SHORT PROBLEM: Your task is to retype each line of the data below exactly.

EXERCISE INPUTS:
****************************************
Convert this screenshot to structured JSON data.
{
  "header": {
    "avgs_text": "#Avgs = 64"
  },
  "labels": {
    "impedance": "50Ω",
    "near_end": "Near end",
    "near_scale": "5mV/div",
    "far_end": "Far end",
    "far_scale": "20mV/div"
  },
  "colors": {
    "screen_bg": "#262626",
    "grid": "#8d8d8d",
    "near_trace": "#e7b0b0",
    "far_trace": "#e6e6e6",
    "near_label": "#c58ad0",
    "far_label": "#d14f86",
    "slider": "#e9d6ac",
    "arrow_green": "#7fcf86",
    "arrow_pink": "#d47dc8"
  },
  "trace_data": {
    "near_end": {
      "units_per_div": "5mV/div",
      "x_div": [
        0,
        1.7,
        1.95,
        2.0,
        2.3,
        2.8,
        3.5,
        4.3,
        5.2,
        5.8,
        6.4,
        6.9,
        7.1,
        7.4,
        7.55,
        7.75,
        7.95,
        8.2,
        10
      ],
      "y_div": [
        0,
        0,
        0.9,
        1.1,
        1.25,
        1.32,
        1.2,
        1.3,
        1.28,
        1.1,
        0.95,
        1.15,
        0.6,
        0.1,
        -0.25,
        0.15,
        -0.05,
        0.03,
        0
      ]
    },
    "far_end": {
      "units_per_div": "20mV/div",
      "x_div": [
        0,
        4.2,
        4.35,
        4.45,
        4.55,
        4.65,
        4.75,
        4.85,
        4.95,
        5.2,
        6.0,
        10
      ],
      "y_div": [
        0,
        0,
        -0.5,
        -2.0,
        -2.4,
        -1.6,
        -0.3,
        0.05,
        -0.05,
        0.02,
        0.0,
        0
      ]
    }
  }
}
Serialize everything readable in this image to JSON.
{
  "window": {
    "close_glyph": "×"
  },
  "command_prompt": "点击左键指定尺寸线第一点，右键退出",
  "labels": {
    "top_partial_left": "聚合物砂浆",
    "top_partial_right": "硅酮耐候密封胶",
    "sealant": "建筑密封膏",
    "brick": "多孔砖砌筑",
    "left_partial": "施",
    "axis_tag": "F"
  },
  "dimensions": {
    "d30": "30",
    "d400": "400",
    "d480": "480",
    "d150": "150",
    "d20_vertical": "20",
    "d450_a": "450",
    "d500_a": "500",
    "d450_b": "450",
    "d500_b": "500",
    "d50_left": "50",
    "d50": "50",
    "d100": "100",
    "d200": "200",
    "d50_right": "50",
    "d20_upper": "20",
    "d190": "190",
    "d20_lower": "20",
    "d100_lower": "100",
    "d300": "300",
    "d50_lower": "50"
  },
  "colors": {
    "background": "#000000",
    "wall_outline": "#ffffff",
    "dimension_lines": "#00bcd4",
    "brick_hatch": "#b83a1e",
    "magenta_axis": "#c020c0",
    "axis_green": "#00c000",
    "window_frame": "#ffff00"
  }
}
****************************************
EXERCISE ANSWER:
Convert this screenshot to structured JSON data.
{
  "header": {
    "avgs_text": "#Avgs = 64"
  },
  "labels": {
    "impedance": "50Ω",
    "near_end": "Near end",
    "near_scale": "5mV/div",
    "far_end": "Far end",
    "far_scale": "20mV/div"
  },
  "colors": {
    "screen_bg": "#262626",
    "grid": "#8d8d8d",
    "near_trace": "#e7b0b0",
    "far_trace": "#e6e6e6",
    "near_label": "#c58ad0",
    "far_label": "#d14f86",
    "slider": "#e9d6ac",
    "arrow_green": "#7fcf86",
    "arrow_pink": "#d47dc8"
  },
  "trace_data": {
    "near_end": {
      "units_per_div": "5mV/div",
      "x_div": [
        0,
        1.7,
        1.95,
        2.0,
        2.3,
        2.8,
        3.5,
        4.3,
        5.2,
        5.8,
        6.4,
        6.9,
        7.1,
        7.4,
        7.55,
        7.75,
        7.95,
        8.2,
        10
      ],
      "y_div": [
        0,
        0,
        0.9,
        1.1,
        1.25,
        1.32,
        1.2,
        1.3,
        1.28,
        1.1,
        0.95,
        1.15,
        0.6,
        0.1,
        -0.25,
        0.15,
        -0.05,
        0.03,
        0
      ]
    },
    "far_end": {
      "units_per_div": "20mV/div",
      "x_div": [
        0,
        4.2,
        4.35,
        4.45,
        4.55,
        4.65,
        4.75,
        4.85,
        4.95,
        5.2,
        6.0,
        10
      ],
      "y_div": [
        0,
        0,
        -0.5,
        -2.0,
        -2.4,
        -1.6,
        -0.3,
        0.05,
        -0.05,
        0.02,
        0.0,
        0
      ]
    }
  }
}
Serialize everything readable in this image to JSON.
{
  "window": {
    "close_glyph": "×"
  },
  "command_prompt": "点击左键指定尺寸线第一点，右键退出",
  "labels": {
    "top_partial_left": "聚合物砂浆",
    "top_partial_right": "硅酮耐候密封胶",
    "sealant": "建筑密封膏",
    "brick": "多孔砖砌筑",
    "left_partial": "施",
    "axis_tag": "F"
  },
  "dimensions": {
    "d30": "30",
    "d400": "400",
    "d480": "480",
    "d150": "150",
    "d20_vertical": "20",
    "d450_a": "450",
    "d500_a": "500",
    "d450_b": "450",
    "d500_b": "500",
    "d50_left": "50",
    "d50": "50",
    "d100": "100",
    "d200": "200",
    "d50_right": "50",
    "d20_upper": "20",
    "d190": "190",
    "d20_lower": "20",
    "d100_lower": "100",
    "d300": "300",
    "d50_lower": "50"
  },
  "colors": {
    "background": "#000000",
    "wall_outline": "#ffffff",
    "dimension_lines": "#00bcd4",
    "brick_hatch": "#b83a1e",
    "magenta_axis": "#c020c0",
    "axis_green": "#00c000",
    "window_frame": "#ffff00"
  }
}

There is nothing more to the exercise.